[start of SUPPLIED DATA]

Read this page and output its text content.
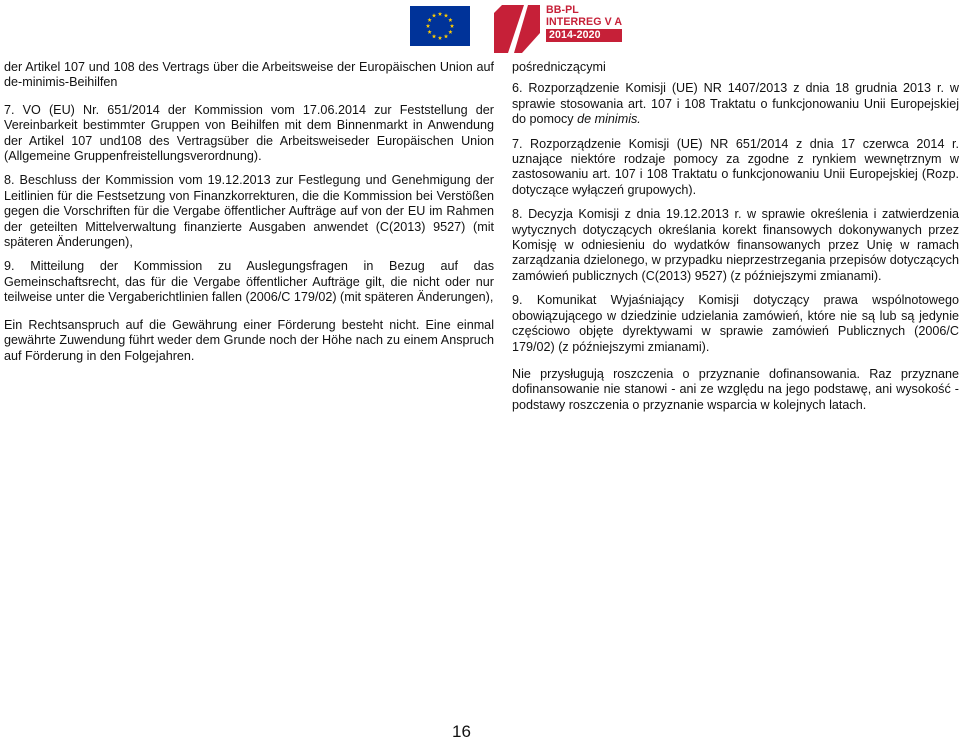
BB-PL
INTERREG V A
2014-2020

der Artikel 107 und 108 des Vertrags über die Arbeitsweise der Europäischen Union auf de-minimis-Beihilfen

7. VO (EU) Nr. 651/2014 der Kommission vom 17.06.2014 zur Feststellung der Vereinbarkeit bestimmter Gruppen von Beihilfen mit dem Binnenmarkt in Anwendung der Artikel 107 und108 des Vertragsüber die Arbeitsweiseder Europäischen Union (Allgemeine Gruppenfreistellungsverordnung).

8. Beschluss der Kommission vom 19.12.2013 zur Festlegung und Genehmigung der Leitlinien für die Festsetzung von Finanzkorrekturen, die die Kommission bei Verstößen gegen die Vorschriften für die Vergabe öffentlicher Aufträge auf von der EU im Rahmen der geteilten Mittelverwaltung finanzierte Ausgaben anwendet (C(2013) 9527) (mit späteren Änderungen),

9. Mitteilung der Kommission zu Auslegungsfragen in Bezug auf das Gemeinschaftsrecht, das für die Vergabe öffentlicher Aufträge gilt, die nicht oder nur teilweise unter die Vergaberichtlinien fallen (2006/C 179/02) (mit späteren Änderungen),

Ein Rechtsanspruch auf die Gewährung einer Förderung besteht nicht. Eine einmal gewährte Zuwendung führt weder dem Grunde noch der Höhe nach zu einem Anspruch auf Förderung in den Folgejahren.

pośredniczącymi

6. Rozporządzenie Komisji (UE) NR 1407/2013 z dnia 18 grudnia 2013 r. w sprawie stosowania art. 107 i 108 Traktatu o funkcjonowaniu Unii Europejskiej do pomocy de minimis.

7. Rozporządzenie Komisji (UE) NR 651/2014 z dnia 17 czerwca 2014 r. uznające niektóre rodzaje pomocy za zgodne z rynkiem wewnętrznym w zastosowaniu art. 107 i 108 Traktatu o funkcjonowaniu Unii Europejskiej (Rozp. dotyczące wyłączeń grupowych).

8. Decyzja Komisji z dnia 19.12.2013 r. w sprawie określenia i zatwierdzenia wytycznych dotyczących określania korekt finansowych dokonywanych przez Komisję w odniesieniu do wydatków finansowanych przez Unię w ramach zarządzania dzielonego, w przypadku nieprzestrzegania przepisów dotyczących zamówień publicznych (C(2013) 9527) (z późniejszymi zmianami).

9. Komunikat Wyjaśniający Komisji dotyczący prawa wspólnotowego obowiązującego w dziedzinie udzielania zamówień, które nie są lub są jedynie częściowo objęte dyrektywami w sprawie zamówień Publicznych (2006/C 179/02) (z późniejszymi zmianami).

Nie przysługują roszczenia o przyznanie dofinansowania. Raz przyznane dofinansowanie nie stanowi - ani ze względu na jego podstawę, ani wysokość - podstawy roszczenia o przyznanie wsparcia w kolejnych latach.

16
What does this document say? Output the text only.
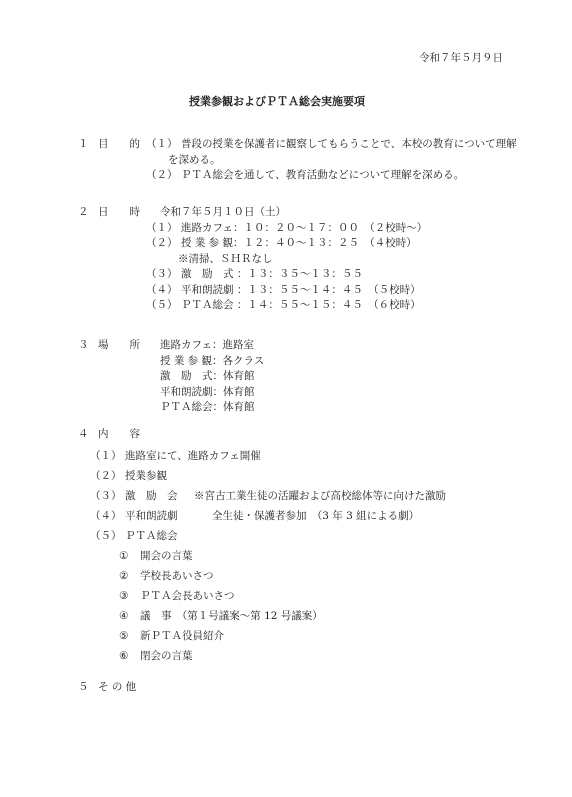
令和７年５月９日
授業参観およびＰＴＡ総会実施要項
１ 目　　的 （１） 普段の授業を保護者に観察してもらうことで、本校の教育について理解
を深める。
（２） ＰＴＡ総会を通して、教育活動などについて理解を深める。
２ 日　　時 令和７年５月１０日（土）
（１） 進路カフェ：１０：２０～１７：００　（２校時～）
（２） 授 業 参 観：１２：４０～１３：２５　（４校時）
※清掃、ＳＨＲなし
（３） 激　励　式 ：１３：３５～１３：５５
（４） 平和朗読劇 ：１３：５５～１４：４５　（５校時）
（５） ＰＴＡ総会 ：１４：５５～１５：４５　（６校時）
３ 場　　所 進路カフェ：進路室
授 業 参 観：各クラス
激　励　式：体育館
平和朗読劇：体育館
ＰＴＡ総会：体育館
４ 内　　容
（１） 進路室にて、進路カフェ開催
（２） 授業参観
（３） 激　励　会 ※宮古工業生徒の活躍および高校総体等に向けた激励
（４） 平和朗読劇	全生徒・保護者参加　（3 年 3 組による劇）
（５） ＰＴＡ総会
① 開会の言葉
② 学校長あいさつ
③ ＰＴＡ会長あいさつ
④ 議　事　（第１号議案～第 12 号議案）
⑤ 新ＰＴＡ役員紹介
⑥ 閉会の言葉
５ そ の 他
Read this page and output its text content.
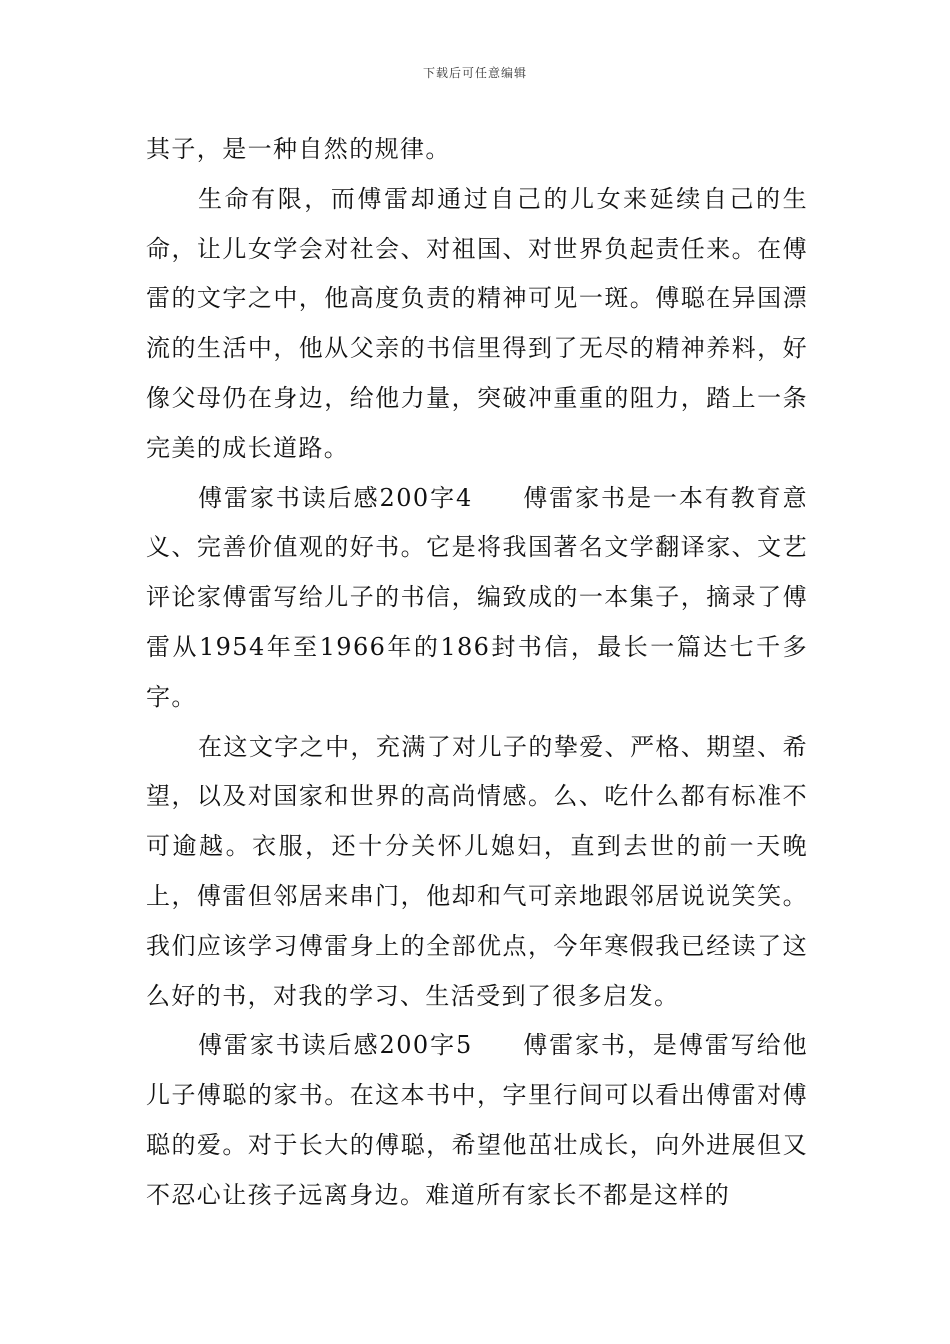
下载后可任意编辑

其子，是一种自然的规律。

生命有限，而傅雷却通过自己的儿女来延续自己的生命，让儿女学会对社会、对祖国、对世界负起责任来。在傅雷的文字之中，他高度负责的精神可见一斑。傅聪在异国漂流的生活中，他从父亲的书信里得到了无尽的精神养料，好像父母仍在身边，给他力量，突破冲重重的阻力，踏上一条完美的成长道路。

傅雷家书读后感200字4 傅雷家书是一本有教育意义、完善价值观的好书。它是将我国著名文学翻译家、文艺评论家傅雷写给儿子的书信，编致成的一本集子，摘录了傅雷从1954年至1966年的186封书信，最长一篇达七千多字。

在这文字之中，充满了对儿子的挚爱、严格、期望、希望，以及对国家和世界的高尚情感。么、吃什么都有标准不可逾越。衣服，还十分关怀儿媳妇，直到去世的前一天晚上，傅雷但邻居来串门，他却和气可亲地跟邻居说说笑笑。我们应该学习傅雷身上的全部优点，今年寒假我已经读了这么好的书，对我的学习、生活受到了很多启发。

傅雷家书读后感200字5 傅雷家书，是傅雷写给他儿子傅聪的家书。在这本书中，字里行间可以看出傅雷对傅聪的爱。对于长大的傅聪，希望他茁壮成长，向外进展但又不忍心让孩子远离身边。难道所有家长不都是这样的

[end of SUPPLIED DATA]

YOUR TASK — Check each line above for the string "Rozporządzenie", then copy the ones that have it.

EXERCISE ANSWER —
6. Rozporządzenie Komisji (UE) NR 1407/2013 z dnia 18 grudnia 2013 r. w sprawie stosowania art. 107 i 108 Traktatu o funkcjonowaniu Unii Europejskiej do pomocy de minimis.
7. Rozporządzenie Komisji (UE) NR 651/2014 z dnia 17 czerwca 2014 r. uznające niektóre rodzaje pomocy za zgodne z rynkiem wewnętrznym w zastosowaniu art. 107 i 108 Traktatu o funkcjonowaniu Unii Europejskiej (Rozp. dotyczące wyłączeń grupowych).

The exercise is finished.